▶ **The task**:
From the listing below, pull each line that includes "Speed".

▶ **Extracted entries**:
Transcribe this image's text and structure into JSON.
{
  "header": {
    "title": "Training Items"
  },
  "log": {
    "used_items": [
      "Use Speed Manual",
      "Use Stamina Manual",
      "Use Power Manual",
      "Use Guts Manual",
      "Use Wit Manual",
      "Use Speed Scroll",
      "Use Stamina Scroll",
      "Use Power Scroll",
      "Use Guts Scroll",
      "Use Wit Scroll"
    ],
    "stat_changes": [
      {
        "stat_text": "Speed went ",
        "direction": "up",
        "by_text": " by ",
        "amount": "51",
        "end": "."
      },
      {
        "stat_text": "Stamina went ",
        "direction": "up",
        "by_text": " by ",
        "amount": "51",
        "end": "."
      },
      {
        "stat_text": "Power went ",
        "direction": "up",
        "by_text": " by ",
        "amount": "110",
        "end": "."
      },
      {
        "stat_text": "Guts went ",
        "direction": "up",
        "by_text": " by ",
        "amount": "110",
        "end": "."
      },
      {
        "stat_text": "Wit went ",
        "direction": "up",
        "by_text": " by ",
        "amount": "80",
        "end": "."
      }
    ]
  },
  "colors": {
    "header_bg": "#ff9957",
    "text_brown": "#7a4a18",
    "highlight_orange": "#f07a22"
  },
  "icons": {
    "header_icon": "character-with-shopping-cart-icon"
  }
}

▶ **The result**:
      "Use Speed Manual",
      "Use Speed Scroll",
        "stat_text": "Speed went ",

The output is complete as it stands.